*WHAT YOU NEED TO DO*. Look through the listing and locate every line containing the word "Royaume"; copy those lines.

*EXTRACTED ENTRIES*.
========================================

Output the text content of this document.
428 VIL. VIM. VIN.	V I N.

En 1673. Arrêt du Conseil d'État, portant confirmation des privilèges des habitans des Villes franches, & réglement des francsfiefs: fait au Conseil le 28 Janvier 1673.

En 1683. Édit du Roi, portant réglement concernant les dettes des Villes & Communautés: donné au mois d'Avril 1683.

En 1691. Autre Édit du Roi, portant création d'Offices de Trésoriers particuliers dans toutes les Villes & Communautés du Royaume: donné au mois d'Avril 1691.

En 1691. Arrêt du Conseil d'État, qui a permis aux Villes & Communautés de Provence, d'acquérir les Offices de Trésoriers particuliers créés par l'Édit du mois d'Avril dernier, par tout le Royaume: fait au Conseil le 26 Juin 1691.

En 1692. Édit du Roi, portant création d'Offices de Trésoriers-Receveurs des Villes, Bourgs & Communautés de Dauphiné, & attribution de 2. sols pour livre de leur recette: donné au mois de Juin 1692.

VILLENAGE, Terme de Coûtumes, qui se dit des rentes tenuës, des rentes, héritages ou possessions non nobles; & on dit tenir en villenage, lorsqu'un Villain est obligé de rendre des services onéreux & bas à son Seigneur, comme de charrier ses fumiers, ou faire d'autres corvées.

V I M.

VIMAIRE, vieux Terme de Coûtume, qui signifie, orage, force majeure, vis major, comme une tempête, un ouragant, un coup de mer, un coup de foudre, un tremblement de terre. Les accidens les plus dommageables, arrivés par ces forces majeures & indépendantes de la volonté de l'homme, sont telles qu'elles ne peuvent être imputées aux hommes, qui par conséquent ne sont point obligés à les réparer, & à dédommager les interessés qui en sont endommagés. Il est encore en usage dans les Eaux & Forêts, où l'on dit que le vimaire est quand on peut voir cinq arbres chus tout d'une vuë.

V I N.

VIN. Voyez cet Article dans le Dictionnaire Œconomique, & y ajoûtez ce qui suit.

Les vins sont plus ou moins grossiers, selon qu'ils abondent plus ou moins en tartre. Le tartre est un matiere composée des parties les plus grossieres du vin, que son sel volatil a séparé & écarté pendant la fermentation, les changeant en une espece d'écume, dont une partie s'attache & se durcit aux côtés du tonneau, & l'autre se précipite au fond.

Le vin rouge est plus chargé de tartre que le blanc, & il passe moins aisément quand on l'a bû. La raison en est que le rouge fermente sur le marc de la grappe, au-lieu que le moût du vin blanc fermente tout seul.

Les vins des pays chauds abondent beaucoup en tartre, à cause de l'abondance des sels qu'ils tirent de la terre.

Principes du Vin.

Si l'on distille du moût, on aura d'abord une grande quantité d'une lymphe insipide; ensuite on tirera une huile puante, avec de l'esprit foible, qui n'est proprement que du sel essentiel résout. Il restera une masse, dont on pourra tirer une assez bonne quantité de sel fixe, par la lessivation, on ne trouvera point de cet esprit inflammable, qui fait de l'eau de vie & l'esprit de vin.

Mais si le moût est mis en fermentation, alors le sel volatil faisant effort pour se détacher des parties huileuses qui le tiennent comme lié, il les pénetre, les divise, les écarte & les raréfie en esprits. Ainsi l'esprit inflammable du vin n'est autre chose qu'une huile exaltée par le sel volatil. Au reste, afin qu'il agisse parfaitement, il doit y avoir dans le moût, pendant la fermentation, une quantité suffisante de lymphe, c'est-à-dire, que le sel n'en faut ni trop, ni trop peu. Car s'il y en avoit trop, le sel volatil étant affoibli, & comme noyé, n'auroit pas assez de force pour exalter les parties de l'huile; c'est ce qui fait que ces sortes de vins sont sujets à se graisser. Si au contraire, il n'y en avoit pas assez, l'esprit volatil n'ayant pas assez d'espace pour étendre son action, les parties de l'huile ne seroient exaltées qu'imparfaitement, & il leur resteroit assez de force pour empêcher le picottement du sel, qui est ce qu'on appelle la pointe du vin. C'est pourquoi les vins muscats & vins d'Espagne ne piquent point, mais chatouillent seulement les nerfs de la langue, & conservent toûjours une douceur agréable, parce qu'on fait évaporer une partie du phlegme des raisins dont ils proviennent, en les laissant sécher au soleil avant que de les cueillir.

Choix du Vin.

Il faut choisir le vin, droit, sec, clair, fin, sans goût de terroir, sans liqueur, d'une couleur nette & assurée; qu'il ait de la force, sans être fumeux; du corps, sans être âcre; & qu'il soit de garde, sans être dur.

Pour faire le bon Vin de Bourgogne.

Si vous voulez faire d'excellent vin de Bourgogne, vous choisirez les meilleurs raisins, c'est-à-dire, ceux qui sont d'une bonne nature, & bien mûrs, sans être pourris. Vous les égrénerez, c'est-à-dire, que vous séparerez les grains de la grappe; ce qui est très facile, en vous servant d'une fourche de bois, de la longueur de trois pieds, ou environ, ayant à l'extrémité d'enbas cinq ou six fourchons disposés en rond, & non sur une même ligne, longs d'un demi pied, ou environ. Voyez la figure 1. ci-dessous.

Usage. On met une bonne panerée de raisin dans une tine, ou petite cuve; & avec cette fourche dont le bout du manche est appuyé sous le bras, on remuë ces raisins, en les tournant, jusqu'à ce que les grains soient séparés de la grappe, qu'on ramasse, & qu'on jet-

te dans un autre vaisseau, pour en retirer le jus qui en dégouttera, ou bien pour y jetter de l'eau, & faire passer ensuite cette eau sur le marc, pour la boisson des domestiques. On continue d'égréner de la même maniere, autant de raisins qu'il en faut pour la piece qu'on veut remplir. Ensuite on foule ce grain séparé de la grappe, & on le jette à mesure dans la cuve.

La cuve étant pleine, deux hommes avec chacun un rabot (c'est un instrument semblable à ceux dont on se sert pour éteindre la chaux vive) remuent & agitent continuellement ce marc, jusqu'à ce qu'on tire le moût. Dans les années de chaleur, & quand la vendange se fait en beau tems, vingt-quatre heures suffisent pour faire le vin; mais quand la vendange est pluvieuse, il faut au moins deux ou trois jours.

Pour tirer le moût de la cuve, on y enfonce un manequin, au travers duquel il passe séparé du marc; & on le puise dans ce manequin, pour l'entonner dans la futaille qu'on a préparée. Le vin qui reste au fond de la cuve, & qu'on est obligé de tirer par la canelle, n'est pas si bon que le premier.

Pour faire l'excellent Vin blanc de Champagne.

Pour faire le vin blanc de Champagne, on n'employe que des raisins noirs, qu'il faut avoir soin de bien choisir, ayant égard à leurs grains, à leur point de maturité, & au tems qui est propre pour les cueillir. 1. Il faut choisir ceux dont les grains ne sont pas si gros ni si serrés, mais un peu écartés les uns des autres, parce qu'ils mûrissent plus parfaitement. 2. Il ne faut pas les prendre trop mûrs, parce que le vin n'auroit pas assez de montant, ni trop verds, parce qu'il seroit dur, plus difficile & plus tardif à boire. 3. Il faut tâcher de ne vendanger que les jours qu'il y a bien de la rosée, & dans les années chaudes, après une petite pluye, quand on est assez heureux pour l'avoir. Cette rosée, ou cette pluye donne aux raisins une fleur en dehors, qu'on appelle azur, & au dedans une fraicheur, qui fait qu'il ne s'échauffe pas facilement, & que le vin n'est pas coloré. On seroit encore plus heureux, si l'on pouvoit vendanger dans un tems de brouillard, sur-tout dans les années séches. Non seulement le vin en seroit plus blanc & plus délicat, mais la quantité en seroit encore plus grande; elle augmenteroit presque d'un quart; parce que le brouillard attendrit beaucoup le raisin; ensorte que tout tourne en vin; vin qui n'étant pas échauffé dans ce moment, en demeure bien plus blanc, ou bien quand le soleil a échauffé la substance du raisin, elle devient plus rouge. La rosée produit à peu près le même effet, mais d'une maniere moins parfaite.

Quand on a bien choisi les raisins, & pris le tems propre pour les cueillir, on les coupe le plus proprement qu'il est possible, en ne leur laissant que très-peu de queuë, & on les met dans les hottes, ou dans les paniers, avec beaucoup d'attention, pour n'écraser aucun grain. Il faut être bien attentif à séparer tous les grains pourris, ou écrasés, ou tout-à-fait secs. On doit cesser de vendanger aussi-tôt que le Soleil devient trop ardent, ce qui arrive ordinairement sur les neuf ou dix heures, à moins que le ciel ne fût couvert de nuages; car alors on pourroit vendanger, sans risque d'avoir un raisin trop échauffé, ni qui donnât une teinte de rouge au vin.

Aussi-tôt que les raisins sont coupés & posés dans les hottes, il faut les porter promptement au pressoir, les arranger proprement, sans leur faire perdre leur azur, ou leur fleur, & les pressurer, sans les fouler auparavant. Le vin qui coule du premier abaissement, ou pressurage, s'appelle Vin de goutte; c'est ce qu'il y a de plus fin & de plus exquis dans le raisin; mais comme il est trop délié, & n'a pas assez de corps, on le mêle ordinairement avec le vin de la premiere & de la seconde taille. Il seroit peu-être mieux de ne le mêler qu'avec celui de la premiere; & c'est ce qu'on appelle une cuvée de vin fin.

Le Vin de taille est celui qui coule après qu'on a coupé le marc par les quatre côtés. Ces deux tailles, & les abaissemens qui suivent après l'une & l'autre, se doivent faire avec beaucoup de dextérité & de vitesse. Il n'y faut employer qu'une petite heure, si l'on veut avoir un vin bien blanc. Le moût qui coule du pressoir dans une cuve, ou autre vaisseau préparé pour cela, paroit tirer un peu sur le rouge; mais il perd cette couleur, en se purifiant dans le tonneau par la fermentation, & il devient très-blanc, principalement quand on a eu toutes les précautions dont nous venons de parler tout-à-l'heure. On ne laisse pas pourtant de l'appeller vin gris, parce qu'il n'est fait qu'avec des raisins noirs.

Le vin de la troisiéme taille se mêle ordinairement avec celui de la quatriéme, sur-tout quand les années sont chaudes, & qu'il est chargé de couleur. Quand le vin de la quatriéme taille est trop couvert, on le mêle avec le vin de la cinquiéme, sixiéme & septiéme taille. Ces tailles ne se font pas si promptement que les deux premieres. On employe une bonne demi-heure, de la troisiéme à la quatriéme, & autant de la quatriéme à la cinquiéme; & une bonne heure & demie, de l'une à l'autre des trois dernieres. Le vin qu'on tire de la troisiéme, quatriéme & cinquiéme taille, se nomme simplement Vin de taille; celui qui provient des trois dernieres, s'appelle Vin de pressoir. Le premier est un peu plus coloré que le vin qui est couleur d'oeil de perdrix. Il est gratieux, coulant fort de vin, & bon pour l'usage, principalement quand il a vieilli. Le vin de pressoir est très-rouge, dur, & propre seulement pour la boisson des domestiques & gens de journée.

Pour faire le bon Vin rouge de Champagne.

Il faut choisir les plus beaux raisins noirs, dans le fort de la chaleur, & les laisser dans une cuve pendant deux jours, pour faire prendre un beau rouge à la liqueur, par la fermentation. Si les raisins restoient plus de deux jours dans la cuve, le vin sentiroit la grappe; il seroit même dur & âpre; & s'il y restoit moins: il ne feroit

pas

========================================

*TASK ANSWER*.
En 1691. Autre Édit du Roi, portant création d'Offices de Trésoriers particuliers dans toutes les Villes & Communautés du Royaume: donné au mois d'Avril 1691.
En 1691. Arrêt du Conseil d'État, qui a permis aux Villes & Communautés de Provence, d'acquérir les Offices de Trésoriers particuliers créés par l'Édit du mois d'Avril dernier, par tout le Royaume: fait au Conseil le 26 Juin 1691.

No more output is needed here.